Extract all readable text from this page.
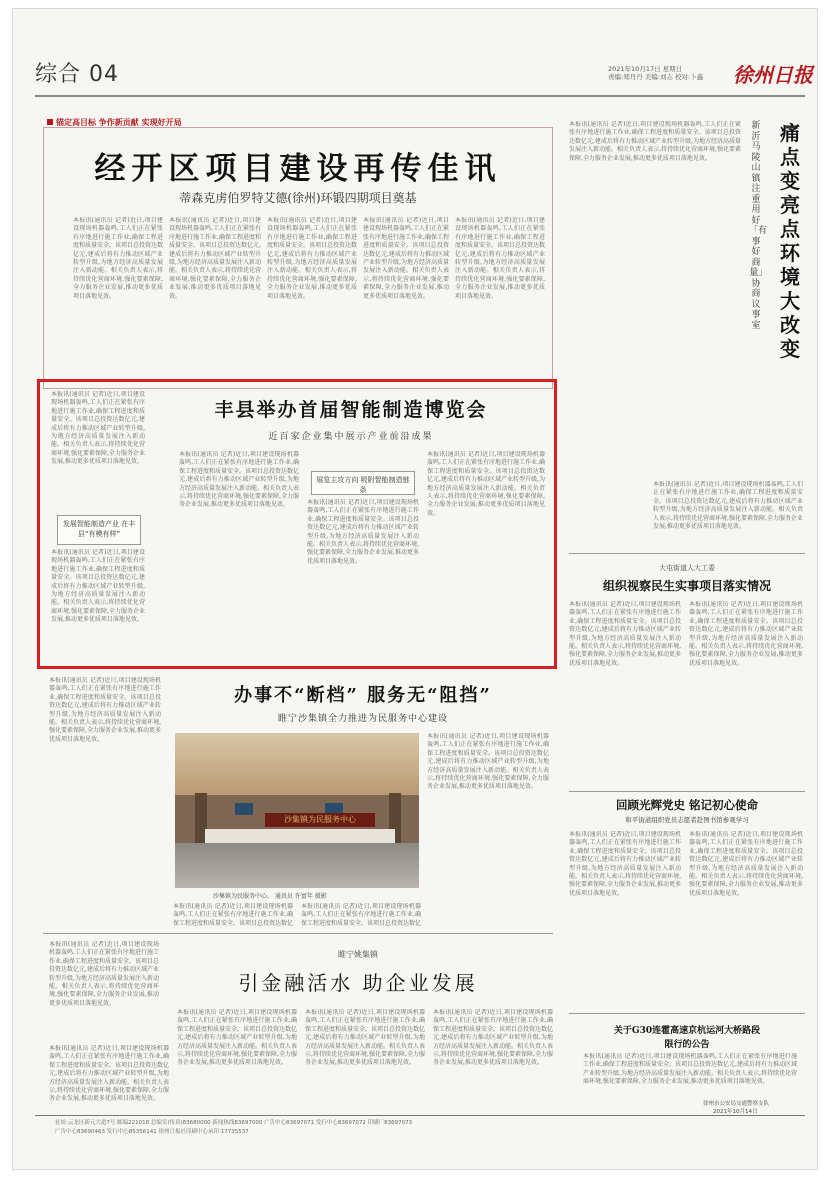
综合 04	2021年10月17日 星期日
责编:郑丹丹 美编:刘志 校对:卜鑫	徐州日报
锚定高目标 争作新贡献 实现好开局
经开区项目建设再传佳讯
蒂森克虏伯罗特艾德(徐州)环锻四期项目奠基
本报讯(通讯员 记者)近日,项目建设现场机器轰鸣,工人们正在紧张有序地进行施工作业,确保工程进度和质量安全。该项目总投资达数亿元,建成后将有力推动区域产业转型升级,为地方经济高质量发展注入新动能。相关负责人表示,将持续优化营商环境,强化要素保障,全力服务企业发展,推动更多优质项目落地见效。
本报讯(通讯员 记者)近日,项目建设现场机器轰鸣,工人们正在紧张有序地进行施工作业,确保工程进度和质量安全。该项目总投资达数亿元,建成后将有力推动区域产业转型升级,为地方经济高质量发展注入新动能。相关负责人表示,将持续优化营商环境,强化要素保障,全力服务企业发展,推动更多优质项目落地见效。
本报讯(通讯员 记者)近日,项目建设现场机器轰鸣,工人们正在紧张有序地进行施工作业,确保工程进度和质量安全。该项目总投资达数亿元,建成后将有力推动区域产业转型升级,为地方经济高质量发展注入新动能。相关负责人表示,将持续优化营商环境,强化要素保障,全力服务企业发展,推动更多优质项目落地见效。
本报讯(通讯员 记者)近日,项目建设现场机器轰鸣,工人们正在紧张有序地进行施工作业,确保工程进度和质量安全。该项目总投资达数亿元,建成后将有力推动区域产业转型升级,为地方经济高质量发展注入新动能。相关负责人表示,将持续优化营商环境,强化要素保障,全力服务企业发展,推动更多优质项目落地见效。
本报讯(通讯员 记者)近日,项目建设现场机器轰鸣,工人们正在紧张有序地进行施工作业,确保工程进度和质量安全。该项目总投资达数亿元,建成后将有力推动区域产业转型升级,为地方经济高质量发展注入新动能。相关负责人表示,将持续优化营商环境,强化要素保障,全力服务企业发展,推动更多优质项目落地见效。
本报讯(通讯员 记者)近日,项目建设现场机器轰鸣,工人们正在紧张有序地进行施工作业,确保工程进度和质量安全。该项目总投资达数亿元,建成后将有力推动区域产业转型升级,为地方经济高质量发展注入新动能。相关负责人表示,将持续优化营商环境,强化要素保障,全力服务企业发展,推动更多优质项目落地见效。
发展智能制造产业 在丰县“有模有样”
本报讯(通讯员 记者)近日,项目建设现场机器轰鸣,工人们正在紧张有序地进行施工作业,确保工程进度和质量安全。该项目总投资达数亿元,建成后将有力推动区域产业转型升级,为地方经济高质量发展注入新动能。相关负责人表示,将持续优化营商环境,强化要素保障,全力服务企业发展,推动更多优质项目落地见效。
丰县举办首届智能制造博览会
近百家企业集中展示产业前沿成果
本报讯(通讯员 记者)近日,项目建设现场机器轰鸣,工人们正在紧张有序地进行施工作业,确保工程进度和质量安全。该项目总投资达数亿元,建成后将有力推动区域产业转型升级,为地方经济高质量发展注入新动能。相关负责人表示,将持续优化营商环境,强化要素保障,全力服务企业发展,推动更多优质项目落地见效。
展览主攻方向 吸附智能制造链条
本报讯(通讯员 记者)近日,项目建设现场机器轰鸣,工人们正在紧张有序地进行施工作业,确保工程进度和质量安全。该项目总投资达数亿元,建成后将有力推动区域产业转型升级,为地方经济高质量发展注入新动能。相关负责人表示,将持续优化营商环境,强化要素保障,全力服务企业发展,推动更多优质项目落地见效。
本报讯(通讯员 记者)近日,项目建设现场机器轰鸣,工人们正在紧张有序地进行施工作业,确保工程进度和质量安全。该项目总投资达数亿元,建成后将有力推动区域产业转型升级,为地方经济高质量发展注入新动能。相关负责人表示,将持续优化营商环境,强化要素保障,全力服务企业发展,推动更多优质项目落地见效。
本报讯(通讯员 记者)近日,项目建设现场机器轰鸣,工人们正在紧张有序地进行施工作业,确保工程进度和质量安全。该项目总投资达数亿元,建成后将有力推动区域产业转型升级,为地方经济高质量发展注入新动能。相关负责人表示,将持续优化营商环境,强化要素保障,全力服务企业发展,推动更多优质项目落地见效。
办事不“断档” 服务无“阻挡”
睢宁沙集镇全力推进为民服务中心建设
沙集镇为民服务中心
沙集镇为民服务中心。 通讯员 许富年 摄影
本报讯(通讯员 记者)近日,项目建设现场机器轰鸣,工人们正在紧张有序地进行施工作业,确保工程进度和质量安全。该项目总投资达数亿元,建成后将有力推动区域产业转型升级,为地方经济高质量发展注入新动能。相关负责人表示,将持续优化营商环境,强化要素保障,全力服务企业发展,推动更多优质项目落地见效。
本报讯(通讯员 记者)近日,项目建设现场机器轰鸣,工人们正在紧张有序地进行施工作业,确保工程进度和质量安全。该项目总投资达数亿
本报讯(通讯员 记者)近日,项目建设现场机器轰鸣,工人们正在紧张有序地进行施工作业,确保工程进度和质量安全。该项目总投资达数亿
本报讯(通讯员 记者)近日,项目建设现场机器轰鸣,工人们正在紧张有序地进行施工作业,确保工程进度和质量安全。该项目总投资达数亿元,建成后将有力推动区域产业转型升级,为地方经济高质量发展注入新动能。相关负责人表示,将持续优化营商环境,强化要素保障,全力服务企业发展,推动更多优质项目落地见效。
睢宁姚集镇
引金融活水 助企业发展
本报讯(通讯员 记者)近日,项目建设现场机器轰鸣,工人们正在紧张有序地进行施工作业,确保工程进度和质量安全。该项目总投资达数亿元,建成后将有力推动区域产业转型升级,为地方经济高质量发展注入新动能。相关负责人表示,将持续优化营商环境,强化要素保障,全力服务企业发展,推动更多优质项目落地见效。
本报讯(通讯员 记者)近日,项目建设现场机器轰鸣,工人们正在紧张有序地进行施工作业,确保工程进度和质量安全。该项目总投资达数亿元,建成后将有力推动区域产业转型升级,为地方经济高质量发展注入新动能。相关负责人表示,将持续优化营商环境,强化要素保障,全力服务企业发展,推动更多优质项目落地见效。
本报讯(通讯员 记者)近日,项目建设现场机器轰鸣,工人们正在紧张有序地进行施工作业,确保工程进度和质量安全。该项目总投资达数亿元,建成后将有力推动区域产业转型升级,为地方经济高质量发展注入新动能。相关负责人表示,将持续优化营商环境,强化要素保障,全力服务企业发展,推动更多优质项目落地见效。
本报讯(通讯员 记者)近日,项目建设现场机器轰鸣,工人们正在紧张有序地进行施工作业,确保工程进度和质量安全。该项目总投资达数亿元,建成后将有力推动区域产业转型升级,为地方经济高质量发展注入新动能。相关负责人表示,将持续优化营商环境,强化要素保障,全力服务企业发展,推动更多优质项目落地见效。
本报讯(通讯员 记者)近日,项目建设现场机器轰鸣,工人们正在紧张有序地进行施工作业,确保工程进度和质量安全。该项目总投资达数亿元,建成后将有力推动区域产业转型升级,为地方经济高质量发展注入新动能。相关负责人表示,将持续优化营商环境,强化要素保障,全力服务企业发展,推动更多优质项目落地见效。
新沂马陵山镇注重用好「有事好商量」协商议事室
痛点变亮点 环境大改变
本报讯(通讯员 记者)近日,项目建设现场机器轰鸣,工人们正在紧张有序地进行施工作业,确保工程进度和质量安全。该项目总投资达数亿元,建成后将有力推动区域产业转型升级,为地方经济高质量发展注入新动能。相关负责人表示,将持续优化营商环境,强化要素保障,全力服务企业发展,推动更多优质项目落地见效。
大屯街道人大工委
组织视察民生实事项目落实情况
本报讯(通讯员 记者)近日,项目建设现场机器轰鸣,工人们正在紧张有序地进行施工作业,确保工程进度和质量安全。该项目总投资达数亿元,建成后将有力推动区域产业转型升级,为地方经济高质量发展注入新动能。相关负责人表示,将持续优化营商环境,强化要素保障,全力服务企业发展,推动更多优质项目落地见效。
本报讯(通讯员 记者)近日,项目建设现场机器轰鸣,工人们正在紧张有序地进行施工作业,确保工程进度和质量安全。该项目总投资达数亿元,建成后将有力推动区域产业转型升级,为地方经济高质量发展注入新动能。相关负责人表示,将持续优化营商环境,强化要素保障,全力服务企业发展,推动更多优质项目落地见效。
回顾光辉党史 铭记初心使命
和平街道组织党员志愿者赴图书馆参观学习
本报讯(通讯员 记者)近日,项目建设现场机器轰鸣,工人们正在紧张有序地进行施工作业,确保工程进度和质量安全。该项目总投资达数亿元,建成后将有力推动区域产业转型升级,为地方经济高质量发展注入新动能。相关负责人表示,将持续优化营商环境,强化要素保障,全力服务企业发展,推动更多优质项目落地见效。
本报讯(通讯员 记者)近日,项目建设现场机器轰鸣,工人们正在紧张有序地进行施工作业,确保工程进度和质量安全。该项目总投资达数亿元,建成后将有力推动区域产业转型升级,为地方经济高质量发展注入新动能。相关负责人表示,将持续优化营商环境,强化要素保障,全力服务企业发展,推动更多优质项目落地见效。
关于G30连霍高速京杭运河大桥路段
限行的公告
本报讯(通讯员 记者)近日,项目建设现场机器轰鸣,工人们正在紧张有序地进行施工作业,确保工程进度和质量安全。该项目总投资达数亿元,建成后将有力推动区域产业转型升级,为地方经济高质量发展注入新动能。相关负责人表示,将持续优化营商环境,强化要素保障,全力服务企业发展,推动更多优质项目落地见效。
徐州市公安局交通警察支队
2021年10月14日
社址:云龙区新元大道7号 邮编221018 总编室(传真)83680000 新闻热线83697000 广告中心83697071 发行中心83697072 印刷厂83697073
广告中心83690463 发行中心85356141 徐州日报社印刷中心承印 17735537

+ + + +

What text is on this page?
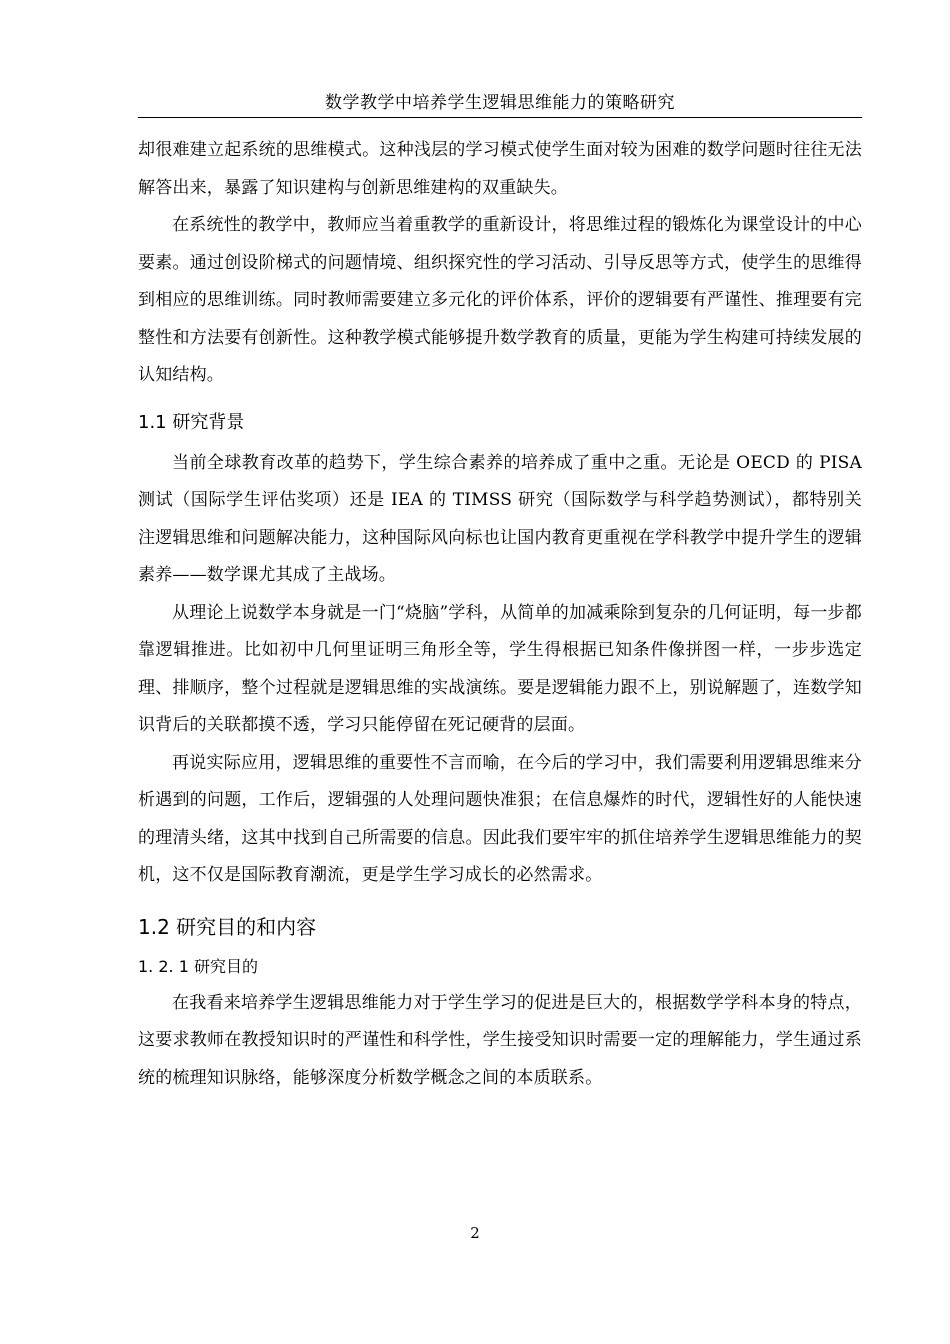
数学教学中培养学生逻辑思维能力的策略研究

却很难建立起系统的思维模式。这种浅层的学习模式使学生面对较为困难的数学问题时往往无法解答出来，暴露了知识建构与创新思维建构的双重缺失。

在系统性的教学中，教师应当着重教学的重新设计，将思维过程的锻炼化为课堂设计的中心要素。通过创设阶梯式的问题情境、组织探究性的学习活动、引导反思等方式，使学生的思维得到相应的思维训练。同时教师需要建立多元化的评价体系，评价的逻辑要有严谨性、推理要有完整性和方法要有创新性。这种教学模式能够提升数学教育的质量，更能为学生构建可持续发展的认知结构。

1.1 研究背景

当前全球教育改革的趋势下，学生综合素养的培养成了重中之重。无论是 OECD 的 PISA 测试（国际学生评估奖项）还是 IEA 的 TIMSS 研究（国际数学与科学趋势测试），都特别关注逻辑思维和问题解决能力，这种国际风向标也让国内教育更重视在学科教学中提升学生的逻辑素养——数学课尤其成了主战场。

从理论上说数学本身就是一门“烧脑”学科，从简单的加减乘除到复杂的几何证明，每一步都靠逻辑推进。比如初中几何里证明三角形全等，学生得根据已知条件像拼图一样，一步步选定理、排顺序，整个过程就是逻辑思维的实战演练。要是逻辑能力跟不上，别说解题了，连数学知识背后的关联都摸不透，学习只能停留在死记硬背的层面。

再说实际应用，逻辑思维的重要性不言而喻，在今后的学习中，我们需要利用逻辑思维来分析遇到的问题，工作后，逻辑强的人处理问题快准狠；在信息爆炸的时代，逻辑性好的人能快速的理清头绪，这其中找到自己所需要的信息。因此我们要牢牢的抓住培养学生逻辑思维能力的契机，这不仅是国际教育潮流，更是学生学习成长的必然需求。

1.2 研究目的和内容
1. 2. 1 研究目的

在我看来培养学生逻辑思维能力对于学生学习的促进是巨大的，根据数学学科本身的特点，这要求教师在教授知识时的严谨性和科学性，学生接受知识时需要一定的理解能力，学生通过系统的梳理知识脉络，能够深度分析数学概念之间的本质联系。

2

+ + + +

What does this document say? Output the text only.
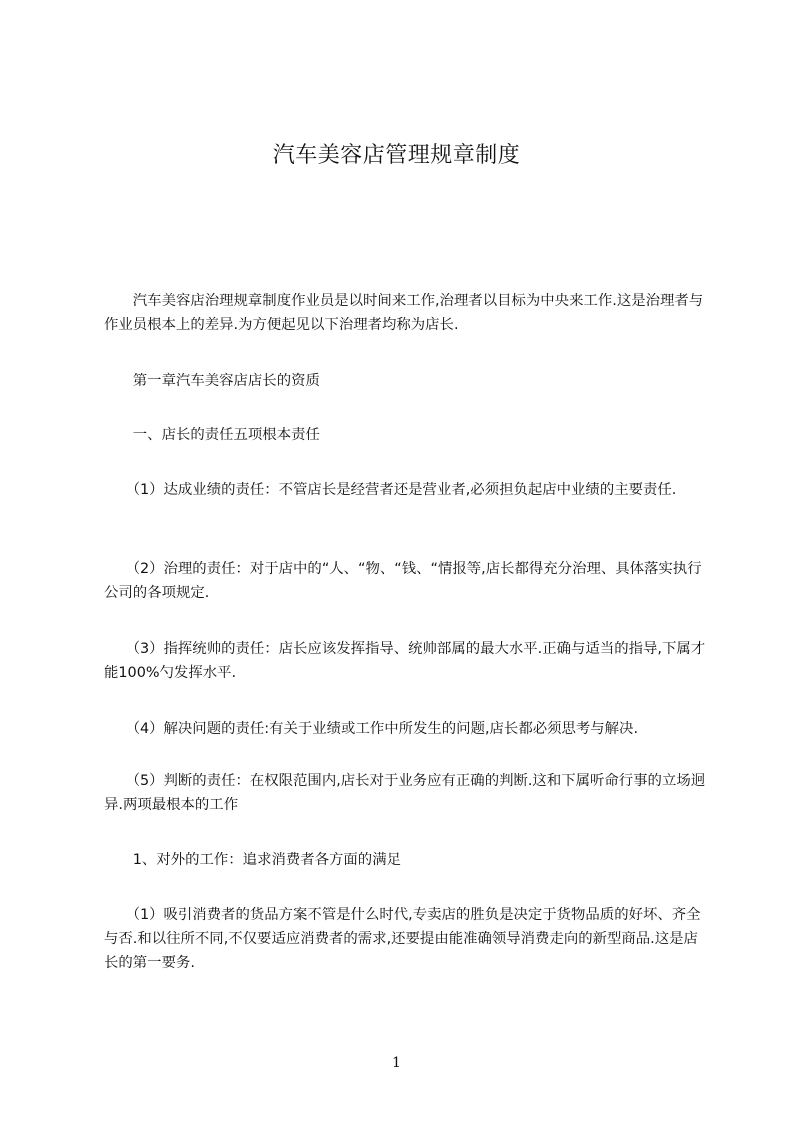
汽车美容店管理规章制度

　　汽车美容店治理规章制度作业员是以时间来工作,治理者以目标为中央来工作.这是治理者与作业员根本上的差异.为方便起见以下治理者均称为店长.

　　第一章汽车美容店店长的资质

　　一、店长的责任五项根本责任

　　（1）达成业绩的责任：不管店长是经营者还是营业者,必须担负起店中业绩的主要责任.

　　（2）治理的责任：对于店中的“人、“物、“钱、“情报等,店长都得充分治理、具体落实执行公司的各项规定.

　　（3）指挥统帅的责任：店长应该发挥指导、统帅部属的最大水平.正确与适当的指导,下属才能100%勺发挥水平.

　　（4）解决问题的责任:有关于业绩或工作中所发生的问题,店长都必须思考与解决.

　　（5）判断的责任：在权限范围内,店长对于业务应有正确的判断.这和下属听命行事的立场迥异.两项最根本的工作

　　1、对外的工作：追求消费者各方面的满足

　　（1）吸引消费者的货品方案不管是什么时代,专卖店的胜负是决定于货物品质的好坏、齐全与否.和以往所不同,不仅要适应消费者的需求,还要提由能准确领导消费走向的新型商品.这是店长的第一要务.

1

+ + + +

Written request ▸ Find every line with "this" in the listing and state how many there are, nothing else.

Exercise response ▸ 3